[Written problem]:
Gather all lines in the entries below that include the word "What".

[Dataset records]:
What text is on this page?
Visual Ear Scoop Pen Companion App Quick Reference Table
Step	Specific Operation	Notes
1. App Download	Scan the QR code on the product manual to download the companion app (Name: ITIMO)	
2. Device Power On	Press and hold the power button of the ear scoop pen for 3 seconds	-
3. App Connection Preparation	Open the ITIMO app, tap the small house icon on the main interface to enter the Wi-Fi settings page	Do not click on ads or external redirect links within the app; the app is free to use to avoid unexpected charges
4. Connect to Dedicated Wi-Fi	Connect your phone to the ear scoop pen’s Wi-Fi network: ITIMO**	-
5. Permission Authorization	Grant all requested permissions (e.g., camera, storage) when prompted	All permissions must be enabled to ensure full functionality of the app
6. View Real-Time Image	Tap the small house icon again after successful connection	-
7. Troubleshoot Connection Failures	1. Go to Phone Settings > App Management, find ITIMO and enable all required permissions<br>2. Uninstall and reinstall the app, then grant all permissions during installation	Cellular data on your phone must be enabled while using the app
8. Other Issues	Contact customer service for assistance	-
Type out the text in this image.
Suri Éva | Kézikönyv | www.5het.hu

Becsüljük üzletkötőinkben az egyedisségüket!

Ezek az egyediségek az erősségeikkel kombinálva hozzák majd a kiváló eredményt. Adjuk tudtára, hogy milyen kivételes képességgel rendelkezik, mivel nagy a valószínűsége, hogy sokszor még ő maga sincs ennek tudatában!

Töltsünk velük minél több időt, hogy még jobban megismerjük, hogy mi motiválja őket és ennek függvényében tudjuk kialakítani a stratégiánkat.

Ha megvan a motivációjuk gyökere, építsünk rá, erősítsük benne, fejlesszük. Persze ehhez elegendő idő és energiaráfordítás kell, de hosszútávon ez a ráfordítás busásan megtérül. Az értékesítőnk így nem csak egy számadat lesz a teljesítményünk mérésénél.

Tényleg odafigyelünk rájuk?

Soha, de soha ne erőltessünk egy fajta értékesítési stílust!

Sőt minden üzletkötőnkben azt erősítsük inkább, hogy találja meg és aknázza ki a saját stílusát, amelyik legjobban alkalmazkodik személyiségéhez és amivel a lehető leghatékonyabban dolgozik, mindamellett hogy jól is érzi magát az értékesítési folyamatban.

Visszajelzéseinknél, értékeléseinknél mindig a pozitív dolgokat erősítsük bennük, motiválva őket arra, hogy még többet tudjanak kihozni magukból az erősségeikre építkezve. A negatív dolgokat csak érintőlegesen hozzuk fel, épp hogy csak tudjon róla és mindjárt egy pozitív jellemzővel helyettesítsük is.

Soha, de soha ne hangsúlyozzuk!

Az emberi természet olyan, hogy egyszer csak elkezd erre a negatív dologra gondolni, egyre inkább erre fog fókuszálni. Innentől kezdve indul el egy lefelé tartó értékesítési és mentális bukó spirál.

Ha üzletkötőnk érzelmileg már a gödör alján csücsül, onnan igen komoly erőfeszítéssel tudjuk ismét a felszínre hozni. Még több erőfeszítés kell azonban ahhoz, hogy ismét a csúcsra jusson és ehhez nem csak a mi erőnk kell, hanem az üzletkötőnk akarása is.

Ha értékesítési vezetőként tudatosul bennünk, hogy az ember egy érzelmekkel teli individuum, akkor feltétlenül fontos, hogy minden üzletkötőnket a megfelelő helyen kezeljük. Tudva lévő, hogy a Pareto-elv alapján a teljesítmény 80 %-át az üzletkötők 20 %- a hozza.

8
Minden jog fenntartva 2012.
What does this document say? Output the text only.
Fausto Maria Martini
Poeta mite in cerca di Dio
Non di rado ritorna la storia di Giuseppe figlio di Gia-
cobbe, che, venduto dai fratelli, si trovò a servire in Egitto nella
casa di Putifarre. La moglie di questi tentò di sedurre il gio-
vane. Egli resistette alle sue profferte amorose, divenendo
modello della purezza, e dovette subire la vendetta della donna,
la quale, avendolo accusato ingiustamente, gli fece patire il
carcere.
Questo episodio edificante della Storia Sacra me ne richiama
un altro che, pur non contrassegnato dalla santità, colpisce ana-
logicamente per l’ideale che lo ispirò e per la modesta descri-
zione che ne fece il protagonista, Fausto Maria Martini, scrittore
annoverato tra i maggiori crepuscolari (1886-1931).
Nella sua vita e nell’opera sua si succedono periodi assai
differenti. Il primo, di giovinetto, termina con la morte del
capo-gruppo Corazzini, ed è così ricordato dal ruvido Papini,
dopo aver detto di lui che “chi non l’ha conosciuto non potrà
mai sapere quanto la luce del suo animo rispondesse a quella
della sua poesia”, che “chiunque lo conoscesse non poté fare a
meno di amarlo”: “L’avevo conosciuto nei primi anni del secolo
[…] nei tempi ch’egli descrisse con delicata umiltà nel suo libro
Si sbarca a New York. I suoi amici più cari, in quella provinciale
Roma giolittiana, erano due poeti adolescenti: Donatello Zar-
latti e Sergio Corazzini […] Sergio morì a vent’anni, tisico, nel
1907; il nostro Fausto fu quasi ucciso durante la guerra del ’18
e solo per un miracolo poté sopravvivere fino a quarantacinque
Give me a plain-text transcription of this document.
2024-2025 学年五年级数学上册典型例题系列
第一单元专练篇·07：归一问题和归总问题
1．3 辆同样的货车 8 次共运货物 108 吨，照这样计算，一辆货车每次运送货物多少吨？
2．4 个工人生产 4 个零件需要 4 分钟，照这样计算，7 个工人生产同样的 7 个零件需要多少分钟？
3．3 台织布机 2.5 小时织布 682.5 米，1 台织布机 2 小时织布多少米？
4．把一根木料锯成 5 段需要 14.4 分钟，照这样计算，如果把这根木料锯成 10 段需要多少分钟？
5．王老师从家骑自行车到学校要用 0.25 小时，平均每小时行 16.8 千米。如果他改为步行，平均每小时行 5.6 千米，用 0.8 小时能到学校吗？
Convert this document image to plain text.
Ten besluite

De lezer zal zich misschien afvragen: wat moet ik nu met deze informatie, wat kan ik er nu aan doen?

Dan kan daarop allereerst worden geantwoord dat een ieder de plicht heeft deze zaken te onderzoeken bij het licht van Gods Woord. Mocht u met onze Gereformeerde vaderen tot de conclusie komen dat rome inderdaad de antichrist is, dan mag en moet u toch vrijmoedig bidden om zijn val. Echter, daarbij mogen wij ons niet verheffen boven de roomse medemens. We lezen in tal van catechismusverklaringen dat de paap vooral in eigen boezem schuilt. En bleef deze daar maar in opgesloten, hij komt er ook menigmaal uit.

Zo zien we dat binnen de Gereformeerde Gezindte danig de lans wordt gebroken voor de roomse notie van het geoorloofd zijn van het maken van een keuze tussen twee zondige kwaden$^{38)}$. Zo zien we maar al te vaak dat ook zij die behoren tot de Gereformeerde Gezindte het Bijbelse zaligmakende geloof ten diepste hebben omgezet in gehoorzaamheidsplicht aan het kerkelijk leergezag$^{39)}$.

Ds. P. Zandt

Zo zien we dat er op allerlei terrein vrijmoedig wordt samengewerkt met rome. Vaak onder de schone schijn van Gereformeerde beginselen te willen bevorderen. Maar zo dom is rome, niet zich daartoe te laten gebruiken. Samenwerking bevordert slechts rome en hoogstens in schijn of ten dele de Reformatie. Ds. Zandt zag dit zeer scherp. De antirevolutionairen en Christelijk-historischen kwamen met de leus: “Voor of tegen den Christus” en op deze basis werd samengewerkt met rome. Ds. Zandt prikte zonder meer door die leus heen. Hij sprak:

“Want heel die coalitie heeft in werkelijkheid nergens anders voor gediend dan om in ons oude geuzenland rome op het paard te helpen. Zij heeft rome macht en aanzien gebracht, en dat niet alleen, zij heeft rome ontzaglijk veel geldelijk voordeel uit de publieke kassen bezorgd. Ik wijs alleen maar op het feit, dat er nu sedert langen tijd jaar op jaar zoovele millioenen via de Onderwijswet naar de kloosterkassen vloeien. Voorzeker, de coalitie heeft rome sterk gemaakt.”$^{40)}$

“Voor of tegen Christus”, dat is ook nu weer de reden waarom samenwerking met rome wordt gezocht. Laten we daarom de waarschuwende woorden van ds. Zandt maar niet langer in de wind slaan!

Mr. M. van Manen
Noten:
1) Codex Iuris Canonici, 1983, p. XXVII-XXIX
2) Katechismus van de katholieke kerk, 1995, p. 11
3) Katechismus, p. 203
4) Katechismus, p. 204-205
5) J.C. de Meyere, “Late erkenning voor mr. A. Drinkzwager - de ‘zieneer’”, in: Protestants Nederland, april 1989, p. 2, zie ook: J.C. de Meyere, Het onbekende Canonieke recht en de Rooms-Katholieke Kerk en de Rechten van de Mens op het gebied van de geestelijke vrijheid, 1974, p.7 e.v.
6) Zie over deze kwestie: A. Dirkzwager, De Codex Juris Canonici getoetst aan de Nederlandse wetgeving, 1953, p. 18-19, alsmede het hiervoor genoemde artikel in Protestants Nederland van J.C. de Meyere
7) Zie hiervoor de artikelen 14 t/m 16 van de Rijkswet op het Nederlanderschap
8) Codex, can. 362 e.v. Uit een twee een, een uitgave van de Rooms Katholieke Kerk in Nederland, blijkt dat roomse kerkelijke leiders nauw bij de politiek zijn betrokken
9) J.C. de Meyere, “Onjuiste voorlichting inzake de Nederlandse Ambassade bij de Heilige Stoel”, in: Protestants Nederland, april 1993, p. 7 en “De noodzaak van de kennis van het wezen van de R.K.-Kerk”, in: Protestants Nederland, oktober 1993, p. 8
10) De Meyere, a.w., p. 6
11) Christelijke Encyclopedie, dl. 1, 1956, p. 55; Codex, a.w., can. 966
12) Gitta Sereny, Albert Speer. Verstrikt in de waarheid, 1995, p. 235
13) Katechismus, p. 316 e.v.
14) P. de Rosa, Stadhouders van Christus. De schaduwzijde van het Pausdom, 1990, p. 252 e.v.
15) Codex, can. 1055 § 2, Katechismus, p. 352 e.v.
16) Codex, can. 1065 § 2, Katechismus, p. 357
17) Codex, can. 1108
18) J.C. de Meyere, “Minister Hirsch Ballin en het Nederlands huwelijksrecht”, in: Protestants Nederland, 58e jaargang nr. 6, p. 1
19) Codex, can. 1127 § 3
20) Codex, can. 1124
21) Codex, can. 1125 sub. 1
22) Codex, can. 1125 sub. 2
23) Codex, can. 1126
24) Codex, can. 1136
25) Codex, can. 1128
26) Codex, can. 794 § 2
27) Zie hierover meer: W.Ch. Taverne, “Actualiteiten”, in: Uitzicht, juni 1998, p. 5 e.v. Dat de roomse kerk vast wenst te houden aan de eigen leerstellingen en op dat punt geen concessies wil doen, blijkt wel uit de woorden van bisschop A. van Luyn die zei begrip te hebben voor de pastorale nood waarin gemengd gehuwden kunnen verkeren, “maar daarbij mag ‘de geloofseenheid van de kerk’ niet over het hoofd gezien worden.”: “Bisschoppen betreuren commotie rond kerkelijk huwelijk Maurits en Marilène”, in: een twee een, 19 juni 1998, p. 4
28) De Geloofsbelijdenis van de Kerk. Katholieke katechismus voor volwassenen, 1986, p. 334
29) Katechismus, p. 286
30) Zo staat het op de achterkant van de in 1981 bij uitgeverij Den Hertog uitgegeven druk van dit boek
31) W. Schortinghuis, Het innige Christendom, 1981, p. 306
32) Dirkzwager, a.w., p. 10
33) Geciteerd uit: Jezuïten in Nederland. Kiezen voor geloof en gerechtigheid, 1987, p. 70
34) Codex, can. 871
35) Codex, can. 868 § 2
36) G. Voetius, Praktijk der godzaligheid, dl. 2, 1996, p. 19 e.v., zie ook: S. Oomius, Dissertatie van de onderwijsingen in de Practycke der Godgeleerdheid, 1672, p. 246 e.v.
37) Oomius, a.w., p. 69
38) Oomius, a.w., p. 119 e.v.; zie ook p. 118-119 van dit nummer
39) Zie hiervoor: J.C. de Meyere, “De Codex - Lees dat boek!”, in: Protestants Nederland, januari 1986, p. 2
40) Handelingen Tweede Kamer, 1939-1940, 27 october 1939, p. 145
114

[The reply]:
What text is on this page?
What does this document say? Output the text only.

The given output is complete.